Required work
Identify the lines containing the word "water". Copy each one.

######

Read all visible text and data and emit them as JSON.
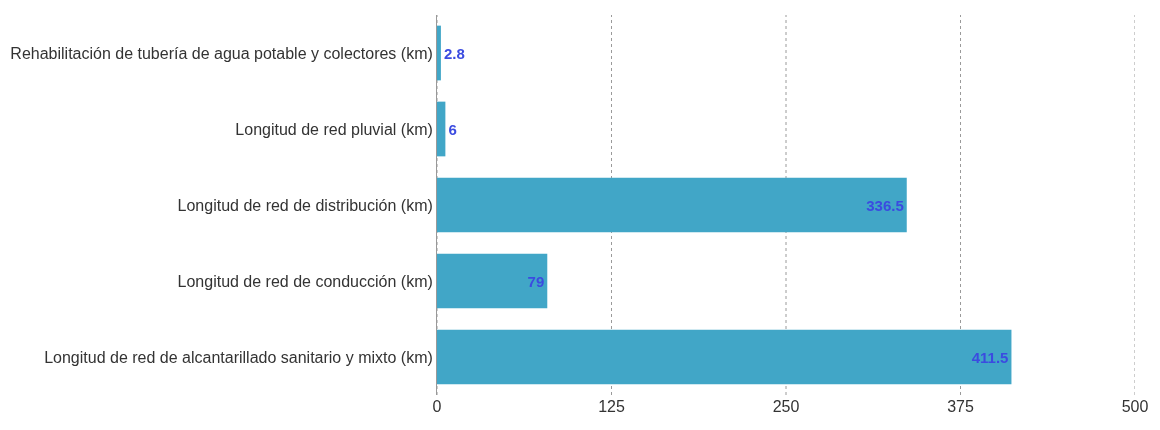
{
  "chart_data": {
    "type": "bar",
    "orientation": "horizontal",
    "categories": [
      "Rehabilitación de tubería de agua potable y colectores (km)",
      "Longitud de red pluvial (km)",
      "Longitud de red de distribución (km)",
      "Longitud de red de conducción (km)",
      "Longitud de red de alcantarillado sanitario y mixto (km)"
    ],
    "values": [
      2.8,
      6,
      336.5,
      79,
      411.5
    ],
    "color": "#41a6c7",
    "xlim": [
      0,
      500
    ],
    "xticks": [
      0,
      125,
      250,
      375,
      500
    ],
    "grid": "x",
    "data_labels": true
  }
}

######

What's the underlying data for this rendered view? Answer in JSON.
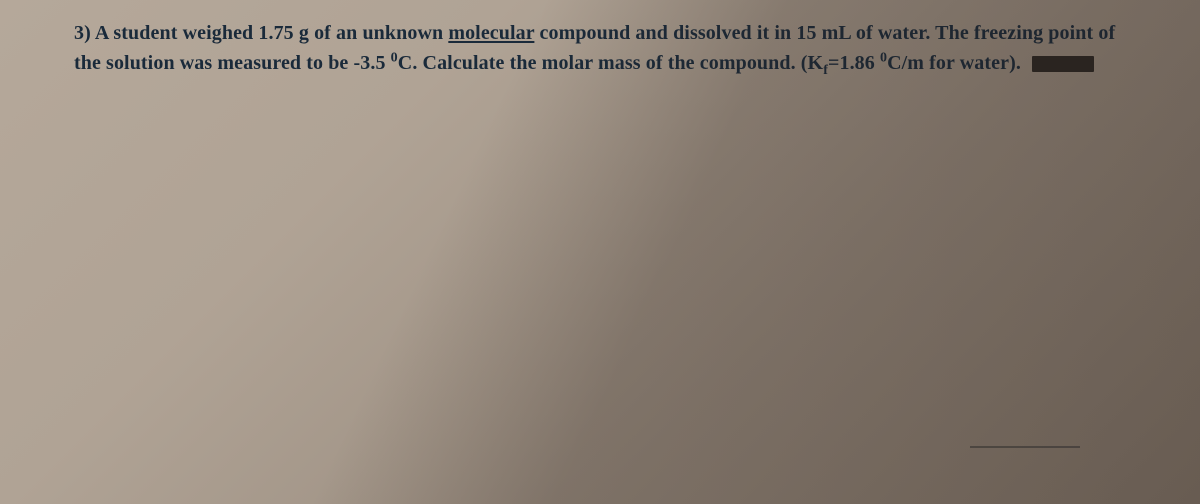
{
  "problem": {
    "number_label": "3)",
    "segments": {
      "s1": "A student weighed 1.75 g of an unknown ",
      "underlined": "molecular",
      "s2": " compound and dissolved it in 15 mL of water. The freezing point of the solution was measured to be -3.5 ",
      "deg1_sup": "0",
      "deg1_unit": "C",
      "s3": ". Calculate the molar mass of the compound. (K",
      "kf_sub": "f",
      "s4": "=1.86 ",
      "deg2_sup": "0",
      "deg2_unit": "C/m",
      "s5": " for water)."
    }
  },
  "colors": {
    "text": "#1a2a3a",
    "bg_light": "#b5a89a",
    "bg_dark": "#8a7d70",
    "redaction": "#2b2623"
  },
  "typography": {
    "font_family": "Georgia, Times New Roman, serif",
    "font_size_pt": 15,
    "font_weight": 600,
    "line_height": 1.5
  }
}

######

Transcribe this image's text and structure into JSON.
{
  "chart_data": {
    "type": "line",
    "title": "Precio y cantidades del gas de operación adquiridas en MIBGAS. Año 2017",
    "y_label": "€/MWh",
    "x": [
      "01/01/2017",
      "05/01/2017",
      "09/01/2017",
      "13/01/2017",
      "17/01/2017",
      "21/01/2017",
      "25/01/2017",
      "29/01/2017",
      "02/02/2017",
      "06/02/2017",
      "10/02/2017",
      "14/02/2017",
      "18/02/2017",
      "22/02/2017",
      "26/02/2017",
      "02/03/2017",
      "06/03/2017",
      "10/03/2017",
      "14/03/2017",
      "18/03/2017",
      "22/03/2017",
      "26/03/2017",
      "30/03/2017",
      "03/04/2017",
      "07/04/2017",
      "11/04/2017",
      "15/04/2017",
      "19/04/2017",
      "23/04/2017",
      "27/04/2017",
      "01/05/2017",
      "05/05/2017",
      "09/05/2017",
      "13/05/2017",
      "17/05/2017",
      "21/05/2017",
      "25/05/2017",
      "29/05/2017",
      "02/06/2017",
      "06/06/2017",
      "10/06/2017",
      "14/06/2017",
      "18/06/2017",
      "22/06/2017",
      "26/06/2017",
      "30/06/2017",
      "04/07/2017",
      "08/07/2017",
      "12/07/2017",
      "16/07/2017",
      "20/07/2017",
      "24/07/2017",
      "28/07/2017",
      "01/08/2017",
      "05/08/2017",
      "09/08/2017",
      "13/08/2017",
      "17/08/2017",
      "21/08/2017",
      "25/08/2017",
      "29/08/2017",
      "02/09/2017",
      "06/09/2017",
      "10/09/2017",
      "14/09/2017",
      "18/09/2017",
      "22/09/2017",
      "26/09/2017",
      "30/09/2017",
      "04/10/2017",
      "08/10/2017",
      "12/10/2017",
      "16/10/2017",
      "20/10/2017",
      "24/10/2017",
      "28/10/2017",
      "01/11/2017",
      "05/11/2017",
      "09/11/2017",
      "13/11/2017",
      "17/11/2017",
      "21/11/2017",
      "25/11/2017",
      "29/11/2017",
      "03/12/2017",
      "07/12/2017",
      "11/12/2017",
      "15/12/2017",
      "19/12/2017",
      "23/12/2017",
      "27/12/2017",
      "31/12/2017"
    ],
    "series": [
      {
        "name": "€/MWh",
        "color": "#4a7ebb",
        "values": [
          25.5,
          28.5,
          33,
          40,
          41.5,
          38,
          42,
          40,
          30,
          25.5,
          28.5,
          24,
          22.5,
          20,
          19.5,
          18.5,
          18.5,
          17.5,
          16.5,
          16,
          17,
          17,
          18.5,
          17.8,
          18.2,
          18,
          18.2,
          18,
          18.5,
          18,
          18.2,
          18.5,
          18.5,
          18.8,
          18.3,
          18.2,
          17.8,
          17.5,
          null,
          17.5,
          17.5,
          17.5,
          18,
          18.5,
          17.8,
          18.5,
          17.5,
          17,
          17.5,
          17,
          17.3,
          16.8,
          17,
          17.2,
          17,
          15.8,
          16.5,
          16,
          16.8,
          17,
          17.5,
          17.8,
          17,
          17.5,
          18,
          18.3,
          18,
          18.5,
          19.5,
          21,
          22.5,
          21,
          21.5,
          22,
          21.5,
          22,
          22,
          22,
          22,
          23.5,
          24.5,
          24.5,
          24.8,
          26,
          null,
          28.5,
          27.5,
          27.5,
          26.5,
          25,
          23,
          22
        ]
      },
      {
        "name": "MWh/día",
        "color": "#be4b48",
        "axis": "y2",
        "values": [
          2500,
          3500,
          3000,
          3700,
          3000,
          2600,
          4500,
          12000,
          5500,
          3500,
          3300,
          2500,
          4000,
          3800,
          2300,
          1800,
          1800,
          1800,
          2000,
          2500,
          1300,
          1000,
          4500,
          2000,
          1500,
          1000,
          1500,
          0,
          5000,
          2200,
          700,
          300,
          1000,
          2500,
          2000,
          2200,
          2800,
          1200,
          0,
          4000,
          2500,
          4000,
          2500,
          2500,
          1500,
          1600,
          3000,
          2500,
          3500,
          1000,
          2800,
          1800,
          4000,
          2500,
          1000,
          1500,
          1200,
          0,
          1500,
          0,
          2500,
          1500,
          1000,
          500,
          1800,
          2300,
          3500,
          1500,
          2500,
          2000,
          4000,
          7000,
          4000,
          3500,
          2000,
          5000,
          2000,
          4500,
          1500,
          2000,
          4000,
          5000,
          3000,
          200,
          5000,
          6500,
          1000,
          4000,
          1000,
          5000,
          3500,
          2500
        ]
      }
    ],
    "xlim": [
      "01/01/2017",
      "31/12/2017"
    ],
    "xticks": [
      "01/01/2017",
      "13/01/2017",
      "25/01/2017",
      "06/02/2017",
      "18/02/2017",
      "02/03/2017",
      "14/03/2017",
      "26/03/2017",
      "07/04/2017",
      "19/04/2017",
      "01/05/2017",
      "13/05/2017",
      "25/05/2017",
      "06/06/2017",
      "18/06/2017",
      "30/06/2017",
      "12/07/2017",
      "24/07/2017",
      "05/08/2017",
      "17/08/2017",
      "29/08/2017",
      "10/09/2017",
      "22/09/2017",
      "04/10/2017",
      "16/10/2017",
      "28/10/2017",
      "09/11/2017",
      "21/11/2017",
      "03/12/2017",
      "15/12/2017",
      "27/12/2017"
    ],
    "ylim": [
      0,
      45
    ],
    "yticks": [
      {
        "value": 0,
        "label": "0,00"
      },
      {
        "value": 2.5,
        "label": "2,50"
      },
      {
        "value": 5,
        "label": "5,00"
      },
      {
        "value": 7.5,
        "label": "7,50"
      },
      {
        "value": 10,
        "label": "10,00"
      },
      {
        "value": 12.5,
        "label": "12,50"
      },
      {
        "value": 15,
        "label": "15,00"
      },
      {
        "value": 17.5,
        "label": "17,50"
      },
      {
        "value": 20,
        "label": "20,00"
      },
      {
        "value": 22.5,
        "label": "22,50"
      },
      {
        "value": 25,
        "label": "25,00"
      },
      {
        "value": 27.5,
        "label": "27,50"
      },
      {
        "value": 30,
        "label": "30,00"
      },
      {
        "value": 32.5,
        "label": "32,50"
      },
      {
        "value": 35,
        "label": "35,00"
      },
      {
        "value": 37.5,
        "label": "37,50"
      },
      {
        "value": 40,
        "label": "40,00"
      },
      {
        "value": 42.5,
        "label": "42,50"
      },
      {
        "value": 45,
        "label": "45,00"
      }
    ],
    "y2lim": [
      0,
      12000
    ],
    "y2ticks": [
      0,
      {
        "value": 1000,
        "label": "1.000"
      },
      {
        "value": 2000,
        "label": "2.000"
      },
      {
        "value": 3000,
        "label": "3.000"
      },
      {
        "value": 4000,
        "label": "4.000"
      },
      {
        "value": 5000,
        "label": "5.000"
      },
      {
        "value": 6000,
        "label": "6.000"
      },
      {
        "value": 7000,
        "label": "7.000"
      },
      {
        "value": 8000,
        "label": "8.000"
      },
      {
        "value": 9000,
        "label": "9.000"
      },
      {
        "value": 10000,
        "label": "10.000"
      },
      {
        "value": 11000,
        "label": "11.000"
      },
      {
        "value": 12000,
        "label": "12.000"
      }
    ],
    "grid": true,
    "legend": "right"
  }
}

######

Reply
      "s2": " compound and dissolved it in 15 mL of water. The freezing point of the solution was measured to be -3.5 ",
      "s5": " for water)."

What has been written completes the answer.